■ **所示文本**
* * * * * * * * *
Link: https://leetcode.cn/problems/meeting-rooms-ii/

Question

difficulty: mid
adj diff: 3

Given an array of meeting time intervals intervals where intervals[i] = [starti, endi], return the minimum number of conference rooms required.

Example 1:

Input: intervals = [[0,30],[5,10],[15,20]]
Output: 2
Example 2:

Input: intervals = [[7,10],[2,4]]
Output: 1

Constraints:

1 <= intervals.length <= 104
0 <= starti < endi <= 106

思路其实不难:那就是,我不在乎 「开始 time - 结束 time」时间的绑定关系。

我只需要知道如下逻辑:

  1. 3:10AM 有 meeting 开始了,room++
  2. 3:12AM 有 meeting 开始了,room++
  3. 3:13AM 有 meeting 结束了,room–
  4. 3:15AM 有 meeting 开始了,room++

以下的代码是做了一个新的 data strucuture。

其实完全没必要,两个 array list 就行:one for meeting start_time, one for end_time. 然后双指针扫。

Code

我的代码。
* * * * * * * * *
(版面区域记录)
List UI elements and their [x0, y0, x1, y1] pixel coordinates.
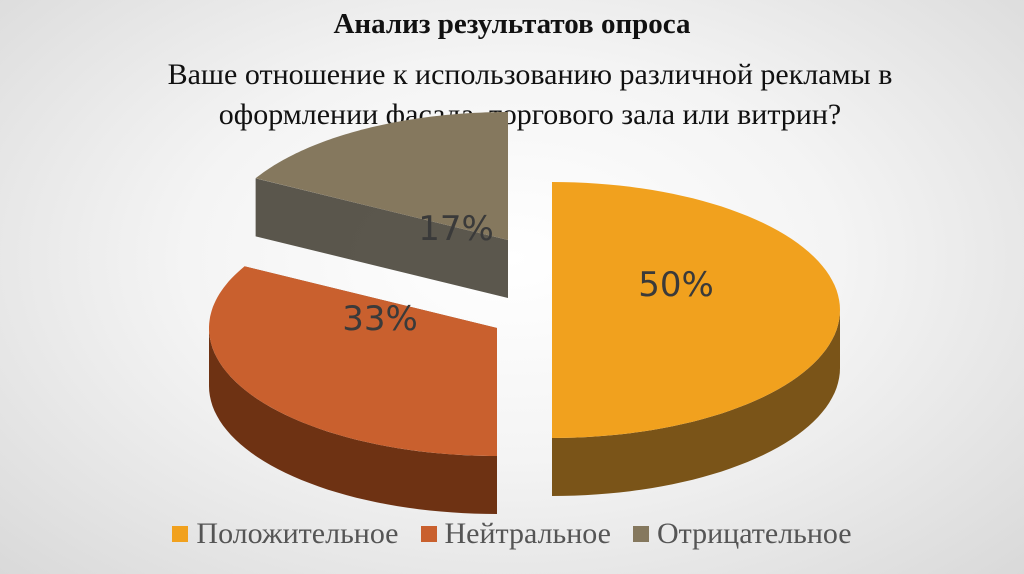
legend-item-neutral: Нейтральное: [420, 517, 611, 551]
legend-label-negative: Отрицательное: [656, 517, 852, 550]
chart-subtitle: Ваше отношение к использованию различной…: [167, 58, 893, 131]
legend-swatch-neutral: [420, 526, 437, 542]
data-label-negative: 17%: [418, 209, 494, 249]
legend-item-negative: Отрицательное: [632, 517, 852, 551]
slice-positive: [552, 182, 840, 438]
legend-label-positive: Положительное: [196, 517, 399, 550]
legend: Положительное Нейтральное Отрицательное: [0, 517, 1024, 551]
legend-label-neutral: Нейтральное: [444, 517, 611, 550]
legend-item-positive: Положительное: [172, 517, 399, 551]
legend-swatch-negative: [632, 526, 649, 542]
legend-swatch-positive: [172, 526, 189, 542]
slice-neutral: [209, 266, 497, 456]
slice-side-positive: [552, 310, 840, 496]
data-label-neutral: 33%: [342, 299, 418, 339]
chart-title: Анализ результатов опроса: [333, 8, 691, 40]
slice-negative: [255, 112, 508, 240]
slice-side-neutral: [209, 328, 497, 514]
slice-edge-negative-0: [255, 178, 508, 298]
data-label-positive: 50%: [638, 265, 714, 305]
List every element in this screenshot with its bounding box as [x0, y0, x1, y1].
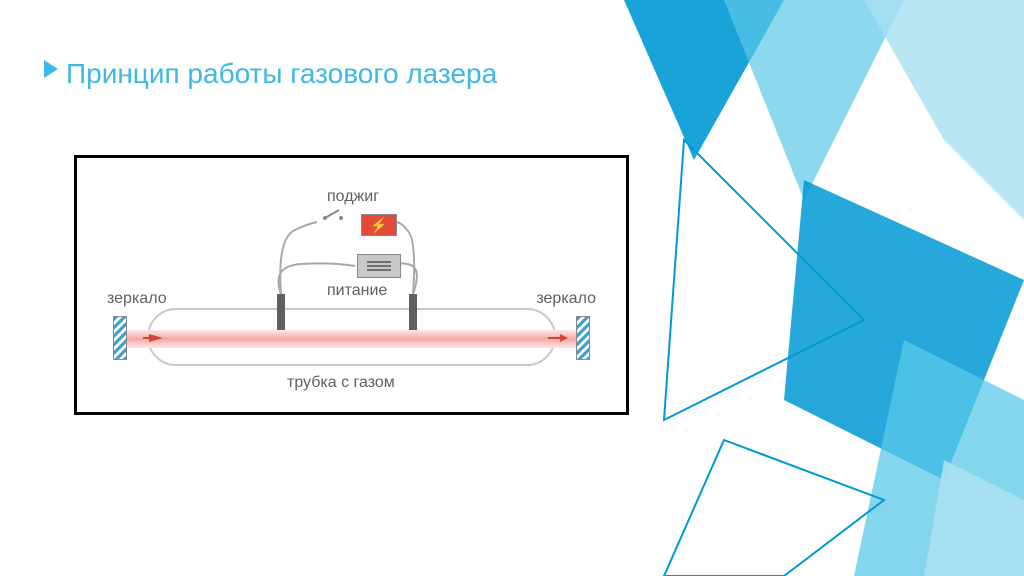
power-box-icon	[357, 254, 401, 278]
ignition-symbol: ⚡	[370, 217, 387, 234]
title-marker-icon	[44, 60, 58, 78]
power-bar	[367, 269, 391, 271]
beam-arrow-in-icon	[143, 334, 163, 342]
power-bar	[367, 265, 391, 267]
background-triangles	[604, 0, 1024, 576]
label-mirror-right: зеркало	[536, 290, 596, 308]
laser-diagram: ⚡ зеркало зеркало поджиг питание трубка …	[74, 155, 629, 415]
label-tube: трубка с газом	[287, 374, 395, 392]
switch-icon	[321, 208, 345, 222]
label-mirror-left: зеркало	[107, 290, 167, 308]
power-bar	[367, 261, 391, 263]
label-power: питание	[327, 282, 387, 300]
slide-title: Принцип работы газового лазера	[66, 58, 497, 90]
ignition-box-icon: ⚡	[361, 214, 397, 236]
beam-arrow-out-icon	[548, 334, 568, 342]
label-ignition: поджиг	[327, 188, 379, 206]
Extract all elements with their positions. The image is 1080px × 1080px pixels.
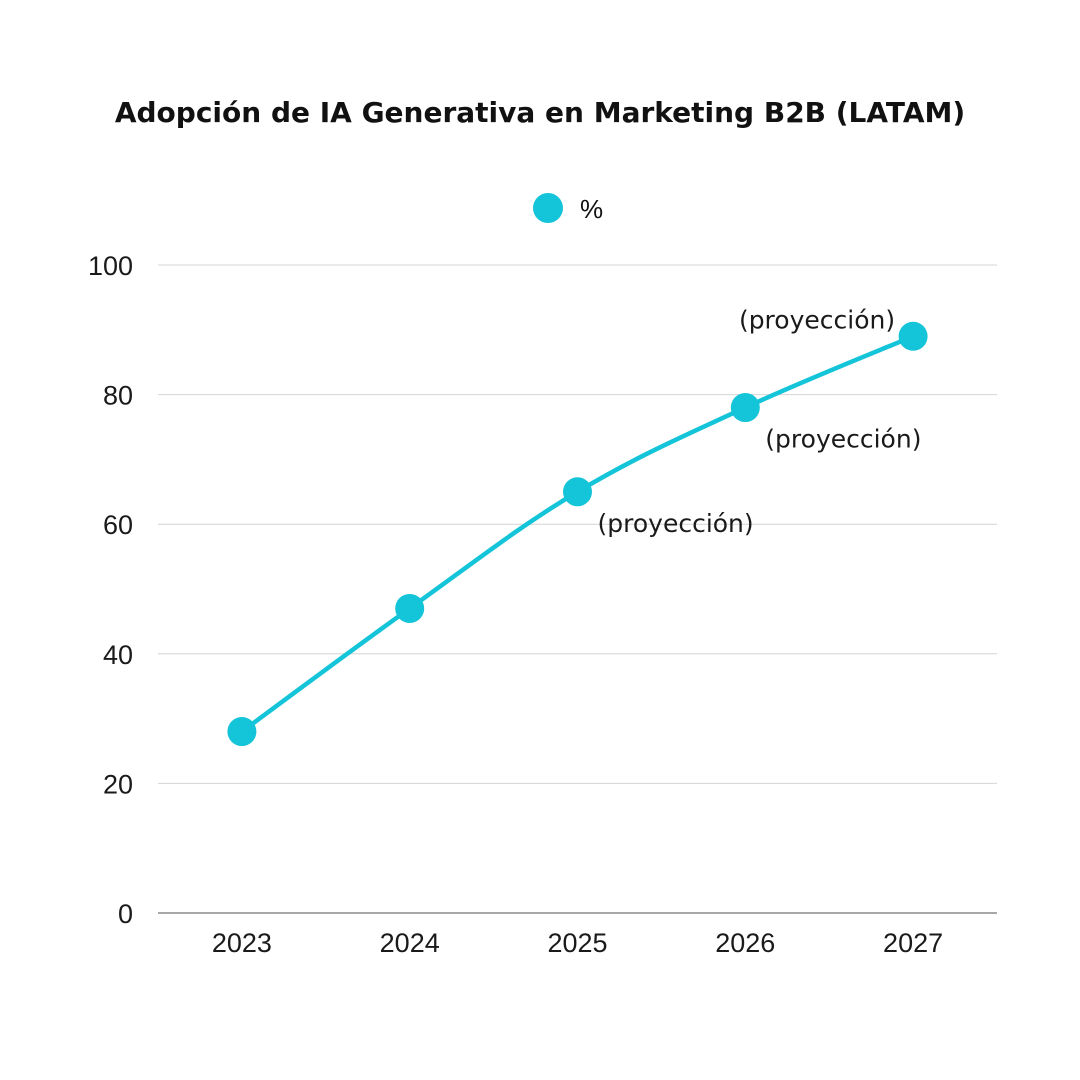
annotation-projection: (proyección)	[598, 509, 754, 538]
legend-label: %	[580, 194, 603, 224]
x-axis-ticks: 2023 2024 2025 2026 2027	[212, 928, 943, 958]
y-tick-label: 80	[103, 381, 133, 411]
y-tick-label: 20	[103, 769, 133, 799]
data-point-2024	[395, 593, 425, 623]
y-axis-ticks: 0 20 40 60 80 100	[88, 251, 133, 929]
annotations: (proyección) (proyección) (proyección)	[598, 305, 922, 538]
x-tick-label: 2026	[715, 928, 775, 958]
y-tick-label: 40	[103, 640, 133, 670]
data-point-2026	[730, 393, 760, 423]
data-point-2023	[227, 717, 257, 747]
chart-title: Adopción de IA Generativa en Marketing B…	[115, 96, 965, 129]
series-line	[239, 334, 916, 734]
legend: %	[533, 193, 603, 224]
data-point-2027	[898, 321, 928, 351]
y-tick-label: 100	[88, 251, 133, 281]
x-tick-label: 2024	[380, 928, 440, 958]
annotation-projection: (proyección)	[765, 425, 921, 454]
data-point-2025	[563, 477, 592, 507]
gridlines	[158, 264, 997, 914]
y-tick-label: 0	[118, 899, 133, 929]
annotation-projection: (proyección)	[739, 305, 895, 334]
series-percent	[227, 321, 928, 747]
x-tick-label: 2025	[547, 928, 607, 958]
x-tick-label: 2023	[212, 928, 272, 958]
legend-marker	[533, 193, 563, 223]
y-tick-label: 60	[103, 510, 133, 540]
x-tick-label: 2027	[883, 928, 943, 958]
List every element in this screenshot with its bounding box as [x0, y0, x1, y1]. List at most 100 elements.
* * * * * * * * *
■ **任务说明**
将会议室 II 题解中从“1. 3:10AM 有”到“以下的代码是做了一个新的 data strucuture。”这一段重新写出,并把其中的“meeting”替换为“会议”。

■ **预期输出**
1. 3:10AM 有 会议 开始了,room++
  2. 3:12AM 有 会议 开始了,room++
  3. 3:13AM 有 会议 结束了,room–
  4. 3:15AM 有 会议 开始了,room++

以下的代码是做了一个新的 data strucuture。